What needs to be done: Check each line of the entries below for the string "globe"; copy every line where it appears.

**********

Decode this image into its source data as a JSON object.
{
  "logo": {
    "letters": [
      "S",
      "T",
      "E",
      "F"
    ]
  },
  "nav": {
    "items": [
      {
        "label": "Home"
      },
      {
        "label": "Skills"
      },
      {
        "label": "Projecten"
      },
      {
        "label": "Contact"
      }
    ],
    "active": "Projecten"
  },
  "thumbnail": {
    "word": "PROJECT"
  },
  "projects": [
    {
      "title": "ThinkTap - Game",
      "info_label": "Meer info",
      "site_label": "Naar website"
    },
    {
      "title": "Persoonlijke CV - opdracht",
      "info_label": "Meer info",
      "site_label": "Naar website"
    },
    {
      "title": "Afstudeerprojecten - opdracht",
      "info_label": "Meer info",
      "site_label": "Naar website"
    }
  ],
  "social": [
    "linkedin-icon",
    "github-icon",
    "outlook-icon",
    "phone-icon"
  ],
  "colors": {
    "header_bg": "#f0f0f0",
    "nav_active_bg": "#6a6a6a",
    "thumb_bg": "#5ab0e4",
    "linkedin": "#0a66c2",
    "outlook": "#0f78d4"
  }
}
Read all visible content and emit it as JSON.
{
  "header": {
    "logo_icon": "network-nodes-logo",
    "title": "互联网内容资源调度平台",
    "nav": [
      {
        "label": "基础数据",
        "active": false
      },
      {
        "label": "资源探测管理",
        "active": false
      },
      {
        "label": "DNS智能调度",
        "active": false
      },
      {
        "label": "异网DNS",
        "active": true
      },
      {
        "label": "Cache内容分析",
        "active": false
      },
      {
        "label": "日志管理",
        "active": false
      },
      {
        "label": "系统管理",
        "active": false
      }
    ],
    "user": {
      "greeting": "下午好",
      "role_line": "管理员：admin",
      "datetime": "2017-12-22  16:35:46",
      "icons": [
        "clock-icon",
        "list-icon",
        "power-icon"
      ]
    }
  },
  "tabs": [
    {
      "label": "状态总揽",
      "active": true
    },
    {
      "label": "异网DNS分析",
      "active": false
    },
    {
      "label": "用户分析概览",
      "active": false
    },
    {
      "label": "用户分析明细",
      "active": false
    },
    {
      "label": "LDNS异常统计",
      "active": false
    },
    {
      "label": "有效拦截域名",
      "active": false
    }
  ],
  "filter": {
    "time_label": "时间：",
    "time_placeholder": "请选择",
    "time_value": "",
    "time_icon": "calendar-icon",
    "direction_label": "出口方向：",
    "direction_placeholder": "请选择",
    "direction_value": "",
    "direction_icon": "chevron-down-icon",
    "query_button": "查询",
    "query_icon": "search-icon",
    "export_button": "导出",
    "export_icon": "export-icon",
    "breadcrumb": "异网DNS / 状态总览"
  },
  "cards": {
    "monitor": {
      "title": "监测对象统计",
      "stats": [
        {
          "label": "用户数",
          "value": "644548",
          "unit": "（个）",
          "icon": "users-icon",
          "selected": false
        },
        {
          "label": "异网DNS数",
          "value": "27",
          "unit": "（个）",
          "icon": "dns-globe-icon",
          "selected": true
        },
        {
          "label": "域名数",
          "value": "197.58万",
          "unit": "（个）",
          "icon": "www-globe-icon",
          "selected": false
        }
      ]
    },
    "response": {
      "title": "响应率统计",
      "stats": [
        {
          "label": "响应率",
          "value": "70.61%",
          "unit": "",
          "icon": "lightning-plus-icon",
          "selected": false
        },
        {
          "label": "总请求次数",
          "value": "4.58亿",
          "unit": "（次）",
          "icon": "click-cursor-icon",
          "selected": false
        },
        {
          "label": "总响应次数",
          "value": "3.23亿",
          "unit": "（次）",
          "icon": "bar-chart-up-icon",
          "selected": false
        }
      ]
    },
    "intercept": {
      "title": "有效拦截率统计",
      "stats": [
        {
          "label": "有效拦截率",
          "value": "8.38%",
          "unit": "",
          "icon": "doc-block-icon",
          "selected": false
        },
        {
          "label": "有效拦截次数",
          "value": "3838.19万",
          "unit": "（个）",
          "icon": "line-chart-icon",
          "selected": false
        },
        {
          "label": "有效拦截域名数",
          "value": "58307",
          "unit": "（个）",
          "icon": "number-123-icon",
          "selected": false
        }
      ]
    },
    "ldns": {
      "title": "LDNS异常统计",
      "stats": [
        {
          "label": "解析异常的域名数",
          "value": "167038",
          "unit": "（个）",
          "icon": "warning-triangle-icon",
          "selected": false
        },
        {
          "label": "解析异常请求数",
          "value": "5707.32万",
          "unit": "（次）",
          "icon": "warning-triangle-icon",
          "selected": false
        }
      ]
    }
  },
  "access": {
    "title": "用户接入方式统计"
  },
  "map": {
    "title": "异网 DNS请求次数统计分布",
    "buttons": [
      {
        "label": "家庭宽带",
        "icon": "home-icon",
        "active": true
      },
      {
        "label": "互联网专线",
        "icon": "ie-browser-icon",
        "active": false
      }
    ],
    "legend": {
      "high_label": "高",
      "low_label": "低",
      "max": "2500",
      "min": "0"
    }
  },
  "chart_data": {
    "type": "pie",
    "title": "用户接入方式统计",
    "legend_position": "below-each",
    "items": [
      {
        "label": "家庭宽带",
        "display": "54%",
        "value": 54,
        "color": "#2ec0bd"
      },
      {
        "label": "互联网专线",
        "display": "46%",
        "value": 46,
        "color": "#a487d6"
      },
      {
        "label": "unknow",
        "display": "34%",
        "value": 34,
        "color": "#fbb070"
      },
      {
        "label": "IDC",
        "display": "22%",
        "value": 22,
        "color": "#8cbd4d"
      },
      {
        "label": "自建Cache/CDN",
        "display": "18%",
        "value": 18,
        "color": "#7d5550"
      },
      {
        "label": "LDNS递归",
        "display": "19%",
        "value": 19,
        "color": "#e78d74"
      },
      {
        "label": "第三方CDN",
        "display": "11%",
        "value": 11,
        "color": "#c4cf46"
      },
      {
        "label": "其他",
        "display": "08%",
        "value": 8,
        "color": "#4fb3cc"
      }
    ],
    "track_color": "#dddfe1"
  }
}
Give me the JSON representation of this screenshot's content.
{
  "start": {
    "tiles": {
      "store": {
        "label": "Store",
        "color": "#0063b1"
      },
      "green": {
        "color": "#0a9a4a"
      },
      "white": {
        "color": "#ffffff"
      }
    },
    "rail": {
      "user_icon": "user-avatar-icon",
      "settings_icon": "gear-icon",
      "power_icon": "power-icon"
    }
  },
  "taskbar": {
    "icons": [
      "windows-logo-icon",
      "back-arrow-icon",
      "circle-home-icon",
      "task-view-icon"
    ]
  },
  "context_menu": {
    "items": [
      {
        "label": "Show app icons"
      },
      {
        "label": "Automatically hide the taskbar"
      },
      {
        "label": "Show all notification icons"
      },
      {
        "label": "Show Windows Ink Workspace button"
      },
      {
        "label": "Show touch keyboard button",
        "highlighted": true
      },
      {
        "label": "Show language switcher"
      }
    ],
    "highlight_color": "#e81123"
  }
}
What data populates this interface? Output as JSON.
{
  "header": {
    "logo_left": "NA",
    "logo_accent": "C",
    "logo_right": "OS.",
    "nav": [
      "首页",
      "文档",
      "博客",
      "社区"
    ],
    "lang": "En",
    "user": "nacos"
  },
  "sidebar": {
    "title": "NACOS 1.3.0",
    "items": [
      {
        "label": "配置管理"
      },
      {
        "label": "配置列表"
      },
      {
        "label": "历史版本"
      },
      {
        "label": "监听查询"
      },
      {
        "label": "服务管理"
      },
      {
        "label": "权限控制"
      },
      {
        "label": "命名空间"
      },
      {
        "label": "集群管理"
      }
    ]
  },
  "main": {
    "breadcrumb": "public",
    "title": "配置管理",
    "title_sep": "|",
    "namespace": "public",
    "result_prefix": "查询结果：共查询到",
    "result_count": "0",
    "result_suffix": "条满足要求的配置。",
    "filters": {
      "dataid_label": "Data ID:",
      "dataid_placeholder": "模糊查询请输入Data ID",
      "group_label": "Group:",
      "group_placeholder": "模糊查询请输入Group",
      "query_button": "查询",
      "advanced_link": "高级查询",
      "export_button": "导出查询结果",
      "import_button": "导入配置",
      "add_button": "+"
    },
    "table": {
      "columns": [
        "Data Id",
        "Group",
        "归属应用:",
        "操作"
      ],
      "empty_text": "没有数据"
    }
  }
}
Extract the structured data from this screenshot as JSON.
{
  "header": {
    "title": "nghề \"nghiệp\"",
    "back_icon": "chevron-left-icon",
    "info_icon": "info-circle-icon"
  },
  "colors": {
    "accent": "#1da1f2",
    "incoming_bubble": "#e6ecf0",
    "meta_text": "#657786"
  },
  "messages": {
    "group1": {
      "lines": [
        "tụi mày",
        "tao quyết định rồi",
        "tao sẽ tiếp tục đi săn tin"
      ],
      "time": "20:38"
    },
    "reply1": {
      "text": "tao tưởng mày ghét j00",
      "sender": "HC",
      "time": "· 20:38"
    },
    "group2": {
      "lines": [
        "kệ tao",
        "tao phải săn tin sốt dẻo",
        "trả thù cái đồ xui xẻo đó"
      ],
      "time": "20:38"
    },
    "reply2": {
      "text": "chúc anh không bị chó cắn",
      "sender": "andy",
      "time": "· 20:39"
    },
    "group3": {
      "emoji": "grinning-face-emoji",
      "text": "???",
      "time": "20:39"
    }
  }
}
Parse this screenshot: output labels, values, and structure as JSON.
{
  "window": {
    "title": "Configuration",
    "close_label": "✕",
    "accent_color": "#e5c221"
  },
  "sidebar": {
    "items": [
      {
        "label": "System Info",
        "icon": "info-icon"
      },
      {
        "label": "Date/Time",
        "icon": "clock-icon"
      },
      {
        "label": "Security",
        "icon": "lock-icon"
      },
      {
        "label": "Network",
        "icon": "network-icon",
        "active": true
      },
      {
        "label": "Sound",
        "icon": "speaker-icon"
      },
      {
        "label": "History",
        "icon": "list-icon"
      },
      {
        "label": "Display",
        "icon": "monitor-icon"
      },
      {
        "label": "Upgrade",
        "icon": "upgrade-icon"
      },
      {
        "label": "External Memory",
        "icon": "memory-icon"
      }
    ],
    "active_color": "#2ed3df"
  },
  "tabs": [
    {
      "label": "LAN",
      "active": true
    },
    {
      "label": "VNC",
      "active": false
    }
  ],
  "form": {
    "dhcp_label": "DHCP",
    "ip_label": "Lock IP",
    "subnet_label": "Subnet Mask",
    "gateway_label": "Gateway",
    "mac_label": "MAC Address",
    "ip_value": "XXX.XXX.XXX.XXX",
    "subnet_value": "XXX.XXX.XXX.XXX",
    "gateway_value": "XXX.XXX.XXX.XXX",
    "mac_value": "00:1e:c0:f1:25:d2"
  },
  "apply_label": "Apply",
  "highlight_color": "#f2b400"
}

**********

Answer to the problem:
          "icon": "dns-globe-icon",
          "icon": "www-globe-icon",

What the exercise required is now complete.